• _Task brief_:
Give the data again exactly as written, skipping any pictures.
-- BEGIN Material provided --
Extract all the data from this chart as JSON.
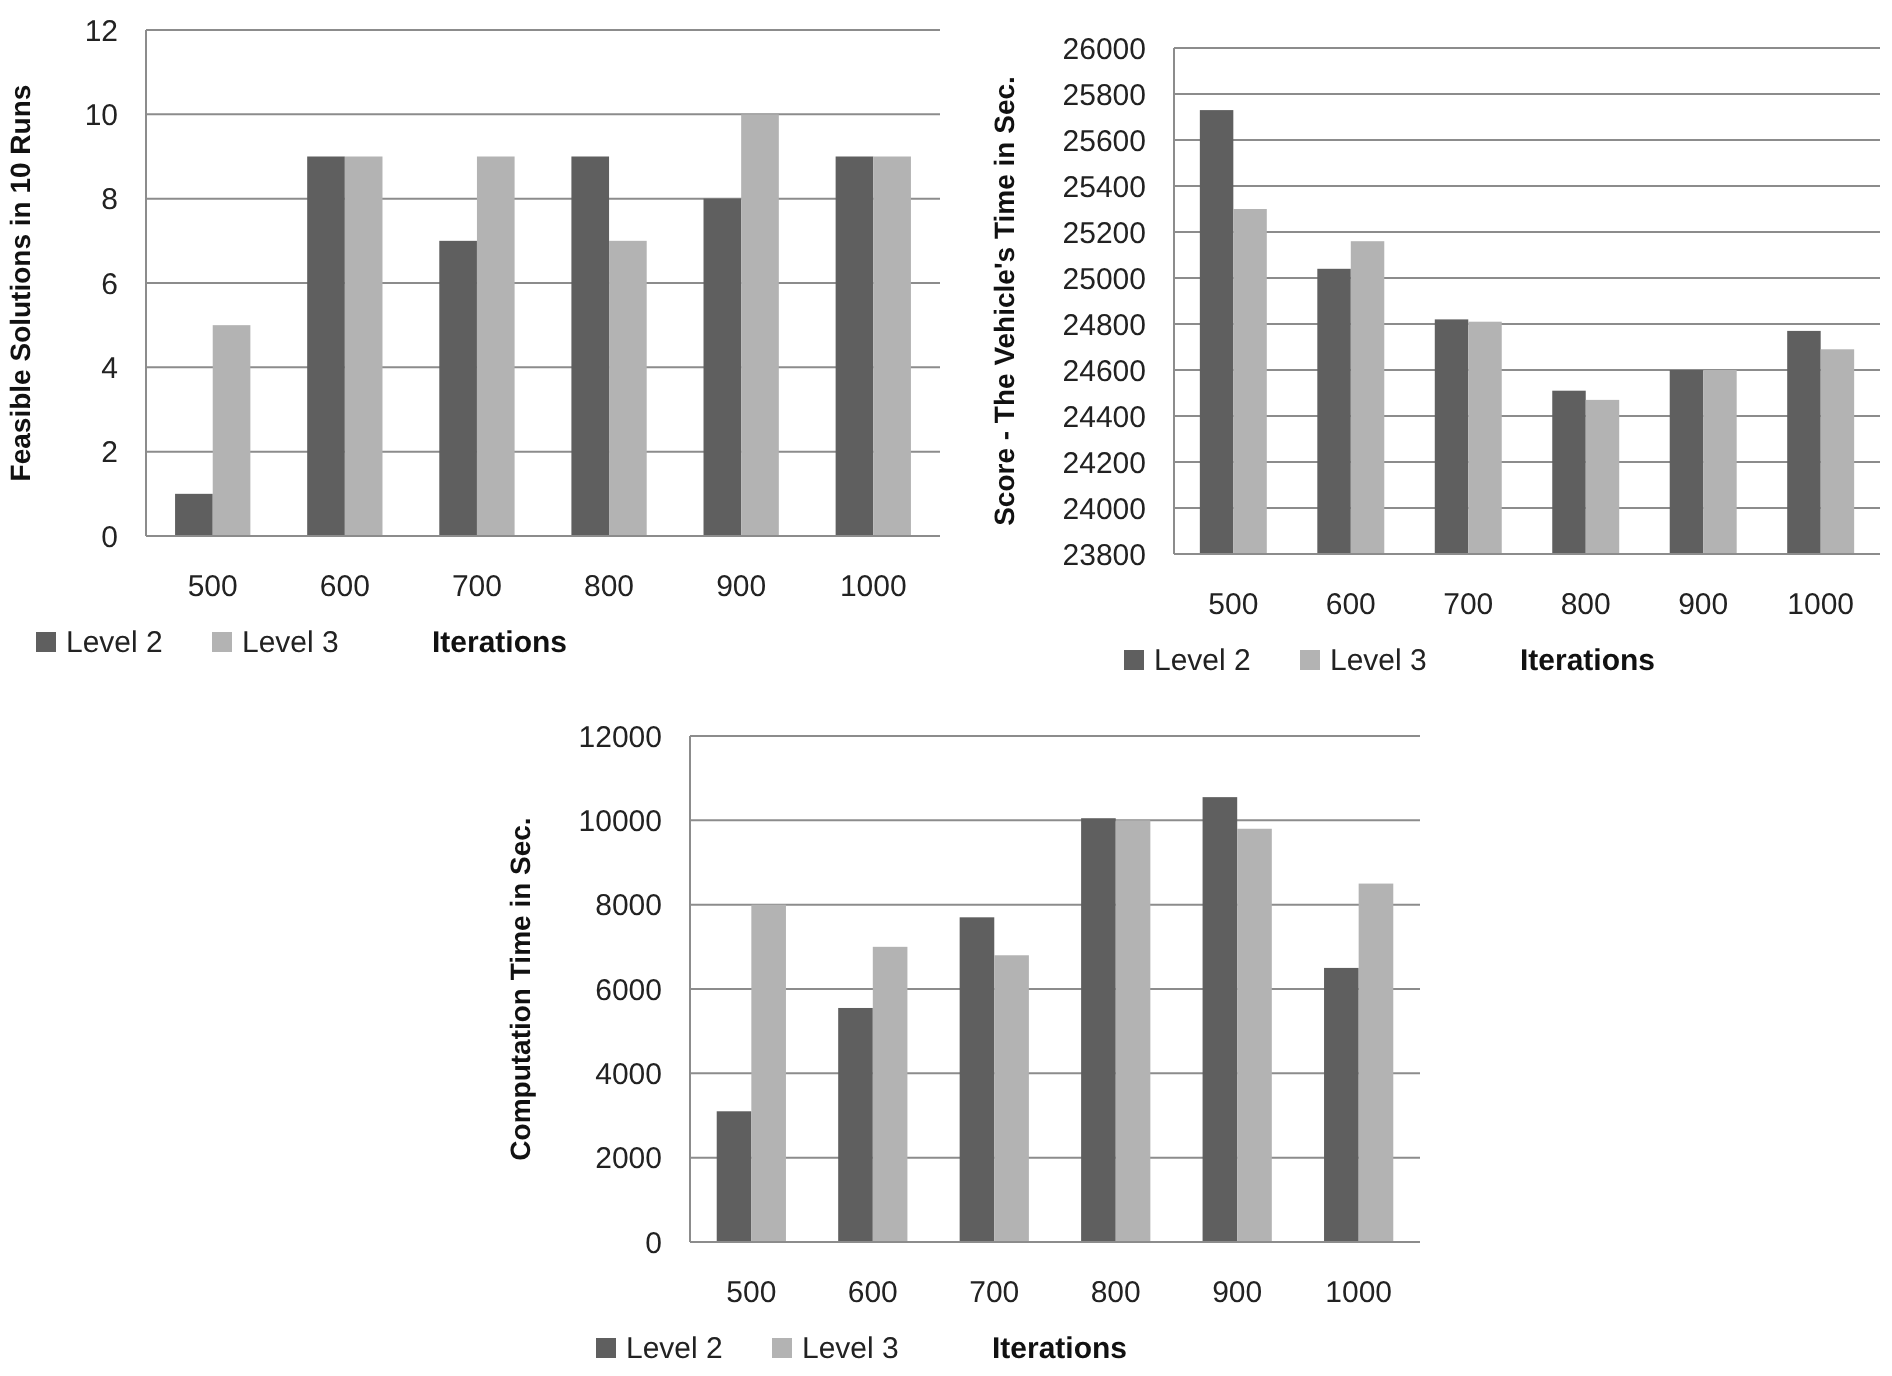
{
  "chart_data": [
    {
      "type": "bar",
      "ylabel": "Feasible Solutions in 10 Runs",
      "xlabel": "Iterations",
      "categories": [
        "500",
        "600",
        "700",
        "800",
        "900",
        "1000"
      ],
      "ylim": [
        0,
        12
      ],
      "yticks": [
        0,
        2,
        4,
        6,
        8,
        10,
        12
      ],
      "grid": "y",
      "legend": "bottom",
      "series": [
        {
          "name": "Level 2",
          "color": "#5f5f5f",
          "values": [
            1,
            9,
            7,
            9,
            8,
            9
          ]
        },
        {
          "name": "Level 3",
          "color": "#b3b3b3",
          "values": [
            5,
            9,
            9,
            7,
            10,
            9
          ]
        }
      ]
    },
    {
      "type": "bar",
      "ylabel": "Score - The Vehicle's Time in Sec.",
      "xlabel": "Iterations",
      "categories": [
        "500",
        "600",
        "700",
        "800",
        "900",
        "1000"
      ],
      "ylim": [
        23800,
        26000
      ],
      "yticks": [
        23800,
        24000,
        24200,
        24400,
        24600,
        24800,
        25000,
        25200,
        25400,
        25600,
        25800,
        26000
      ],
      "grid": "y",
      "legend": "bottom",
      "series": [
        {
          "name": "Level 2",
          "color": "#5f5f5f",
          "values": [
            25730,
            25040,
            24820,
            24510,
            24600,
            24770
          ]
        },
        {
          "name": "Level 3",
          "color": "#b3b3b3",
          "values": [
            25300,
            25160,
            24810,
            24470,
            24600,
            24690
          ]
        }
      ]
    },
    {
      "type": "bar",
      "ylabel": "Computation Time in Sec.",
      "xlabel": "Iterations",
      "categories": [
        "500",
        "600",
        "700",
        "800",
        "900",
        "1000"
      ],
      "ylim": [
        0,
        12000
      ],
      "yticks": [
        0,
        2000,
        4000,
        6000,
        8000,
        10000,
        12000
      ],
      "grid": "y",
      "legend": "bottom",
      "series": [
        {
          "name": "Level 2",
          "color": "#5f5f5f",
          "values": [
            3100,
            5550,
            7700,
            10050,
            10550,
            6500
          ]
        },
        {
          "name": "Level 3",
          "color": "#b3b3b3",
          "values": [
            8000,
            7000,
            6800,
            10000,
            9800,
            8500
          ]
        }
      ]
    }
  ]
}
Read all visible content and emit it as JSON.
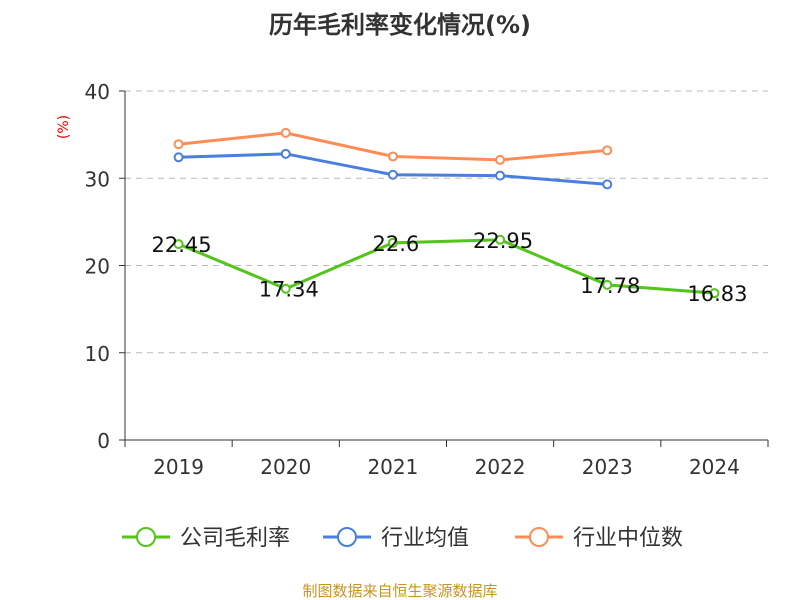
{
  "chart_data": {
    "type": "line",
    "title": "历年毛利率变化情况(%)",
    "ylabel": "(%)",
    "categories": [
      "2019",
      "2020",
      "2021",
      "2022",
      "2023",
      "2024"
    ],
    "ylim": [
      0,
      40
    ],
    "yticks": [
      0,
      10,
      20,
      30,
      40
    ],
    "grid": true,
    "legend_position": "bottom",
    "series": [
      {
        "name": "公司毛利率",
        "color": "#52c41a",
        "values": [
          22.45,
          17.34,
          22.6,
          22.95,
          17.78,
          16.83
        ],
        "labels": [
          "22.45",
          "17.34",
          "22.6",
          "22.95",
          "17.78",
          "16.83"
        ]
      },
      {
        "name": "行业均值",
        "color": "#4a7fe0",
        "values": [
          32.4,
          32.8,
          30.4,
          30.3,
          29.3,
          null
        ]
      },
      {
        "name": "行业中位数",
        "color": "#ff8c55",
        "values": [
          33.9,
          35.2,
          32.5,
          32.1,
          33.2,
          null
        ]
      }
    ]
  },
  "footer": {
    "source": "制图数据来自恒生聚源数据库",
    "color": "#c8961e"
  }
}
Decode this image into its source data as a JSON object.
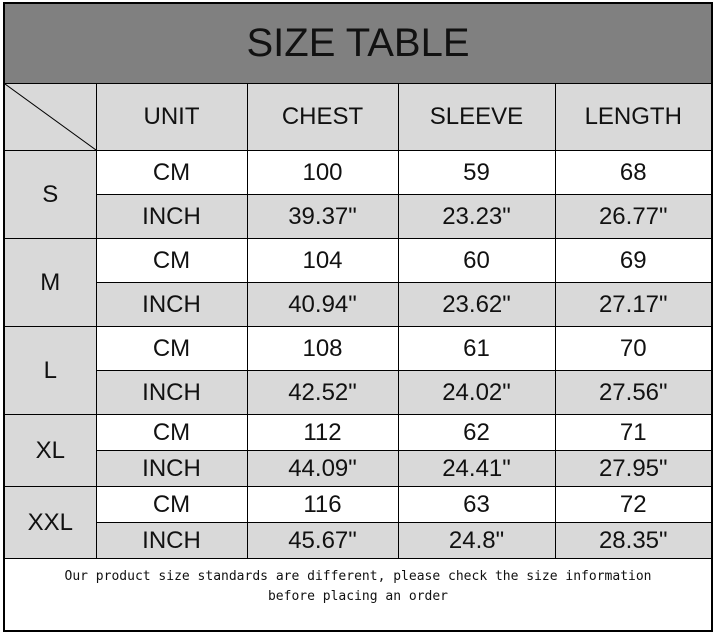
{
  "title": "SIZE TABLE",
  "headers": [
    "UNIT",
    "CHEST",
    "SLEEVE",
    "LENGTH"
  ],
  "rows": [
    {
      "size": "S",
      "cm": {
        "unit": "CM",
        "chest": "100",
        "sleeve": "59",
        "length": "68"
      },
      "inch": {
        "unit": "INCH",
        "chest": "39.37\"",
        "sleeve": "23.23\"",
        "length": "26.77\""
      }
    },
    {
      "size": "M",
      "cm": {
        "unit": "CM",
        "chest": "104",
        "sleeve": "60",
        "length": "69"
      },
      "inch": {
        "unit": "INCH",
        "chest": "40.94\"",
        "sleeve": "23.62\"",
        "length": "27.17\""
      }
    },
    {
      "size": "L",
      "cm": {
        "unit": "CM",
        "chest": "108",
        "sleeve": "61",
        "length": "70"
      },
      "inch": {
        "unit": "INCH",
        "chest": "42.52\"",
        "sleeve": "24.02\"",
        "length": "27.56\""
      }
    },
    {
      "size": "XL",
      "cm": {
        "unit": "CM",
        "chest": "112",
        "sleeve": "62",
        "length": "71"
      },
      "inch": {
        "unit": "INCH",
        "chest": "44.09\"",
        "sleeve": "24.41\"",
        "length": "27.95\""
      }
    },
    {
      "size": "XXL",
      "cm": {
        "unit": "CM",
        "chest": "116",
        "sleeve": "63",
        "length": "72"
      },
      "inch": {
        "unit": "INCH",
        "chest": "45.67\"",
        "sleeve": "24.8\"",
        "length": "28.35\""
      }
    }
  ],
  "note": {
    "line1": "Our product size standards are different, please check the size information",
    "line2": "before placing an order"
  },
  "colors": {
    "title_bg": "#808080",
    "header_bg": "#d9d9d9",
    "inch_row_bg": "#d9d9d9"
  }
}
-- END Material provided --
• _Result_:
Extract all the data from this chart as JSON.
{
  "chart_data": [
    {
      "type": "bar",
      "ylabel": "Feasible Solutions in 10 Runs",
      "xlabel": "Iterations",
      "categories": [
        "500",
        "600",
        "700",
        "800",
        "900",
        "1000"
      ],
      "ylim": [
        0,
        12
      ],
      "yticks": [
        0,
        2,
        4,
        6,
        8,
        10,
        12
      ],
      "grid": "y",
      "legend": "bottom",
      "series": [
        {
          "name": "Level 2",
          "color": "#5f5f5f",
          "values": [
            1,
            9,
            7,
            9,
            8,
            9
          ]
        },
        {
          "name": "Level 3",
          "color": "#b3b3b3",
          "values": [
            5,
            9,
            9,
            7,
            10,
            9
          ]
        }
      ]
    },
    {
      "type": "bar",
      "ylabel": "Score - The Vehicle's Time in Sec.",
      "xlabel": "Iterations",
      "categories": [
        "500",
        "600",
        "700",
        "800",
        "900",
        "1000"
      ],
      "ylim": [
        23800,
        26000
      ],
      "yticks": [
        23800,
        24000,
        24200,
        24400,
        24600,
        24800,
        25000,
        25200,
        25400,
        25600,
        25800,
        26000
      ],
      "grid": "y",
      "legend": "bottom",
      "series": [
        {
          "name": "Level 2",
          "color": "#5f5f5f",
          "values": [
            25730,
            25040,
            24820,
            24510,
            24600,
            24770
          ]
        },
        {
          "name": "Level 3",
          "color": "#b3b3b3",
          "values": [
            25300,
            25160,
            24810,
            24470,
            24600,
            24690
          ]
        }
      ]
    },
    {
      "type": "bar",
      "ylabel": "Computation Time in Sec.",
      "xlabel": "Iterations",
      "categories": [
        "500",
        "600",
        "700",
        "800",
        "900",
        "1000"
      ],
      "ylim": [
        0,
        12000
      ],
      "yticks": [
        0,
        2000,
        4000,
        6000,
        8000,
        10000,
        12000
      ],
      "grid": "y",
      "legend": "bottom",
      "series": [
        {
          "name": "Level 2",
          "color": "#5f5f5f",
          "values": [
            3100,
            5550,
            7700,
            10050,
            10550,
            6500
          ]
        },
        {
          "name": "Level 3",
          "color": "#b3b3b3",
          "values": [
            8000,
            7000,
            6800,
            10000,
            9800,
            8500
          ]
        }
      ]
    }
  ]
}
Read all visible content and emit it as JSON.
{
  "chart_data": {
    "type": "line",
    "title": "历年毛利率变化情况(%)",
    "ylabel": "(%)",
    "categories": [
      "2019",
      "2020",
      "2021",
      "2022",
      "2023",
      "2024"
    ],
    "ylim": [
      0,
      40
    ],
    "yticks": [
      0,
      10,
      20,
      30,
      40
    ],
    "grid": true,
    "legend_position": "bottom",
    "series": [
      {
        "name": "公司毛利率",
        "color": "#52c41a",
        "values": [
          22.45,
          17.34,
          22.6,
          22.95,
          17.78,
          16.83
        ],
        "labels": [
          "22.45",
          "17.34",
          "22.6",
          "22.95",
          "17.78",
          "16.83"
        ]
      },
      {
        "name": "行业均值",
        "color": "#4a7fe0",
        "values": [
          32.4,
          32.8,
          30.4,
          30.3,
          29.3,
          null
        ]
      },
      {
        "name": "行业中位数",
        "color": "#ff8c55",
        "values": [
          33.9,
          35.2,
          32.5,
          32.1,
          33.2,
          null
        ]
      }
    ]
  },
  "footer": {
    "source": "制图数据来自恒生聚源数据库",
    "color": "#c8961e"
  }
}
Decode this image into its source data as a JSON object.
{
  "title": "SIZE TABLE",
  "headers": [
    "UNIT",
    "CHEST",
    "SLEEVE",
    "LENGTH"
  ],
  "rows": [
    {
      "size": "S",
      "cm": {
        "unit": "CM",
        "chest": "100",
        "sleeve": "59",
        "length": "68"
      },
      "inch": {
        "unit": "INCH",
        "chest": "39.37\"",
        "sleeve": "23.23\"",
        "length": "26.77\""
      }
    },
    {
      "size": "M",
      "cm": {
        "unit": "CM",
        "chest": "104",
        "sleeve": "60",
        "length": "69"
      },
      "inch": {
        "unit": "INCH",
        "chest": "40.94\"",
        "sleeve": "23.62\"",
        "length": "27.17\""
      }
    },
    {
      "size": "L",
      "cm": {
        "unit": "CM",
        "chest": "108",
        "sleeve": "61",
        "length": "70"
      },
      "inch": {
        "unit": "INCH",
        "chest": "42.52\"",
        "sleeve": "24.02\"",
        "length": "27.56\""
      }
    },
    {
      "size": "XL",
      "cm": {
        "unit": "CM",
        "chest": "112",
        "sleeve": "62",
        "length": "71"
      },
      "inch": {
        "unit": "INCH",
        "chest": "44.09\"",
        "sleeve": "24.41\"",
        "length": "27.95\""
      }
    },
    {
      "size": "XXL",
      "cm": {
        "unit": "CM",
        "chest": "116",
        "sleeve": "63",
        "length": "72"
      },
      "inch": {
        "unit": "INCH",
        "chest": "45.67\"",
        "sleeve": "24.8\"",
        "length": "28.35\""
      }
    }
  ],
  "note": {
    "line1": "Our product size standards are different, please check the size information",
    "line2": "before placing an order"
  },
  "colors": {
    "title_bg": "#808080",
    "header_bg": "#d9d9d9",
    "inch_row_bg": "#d9d9d9"
  }
}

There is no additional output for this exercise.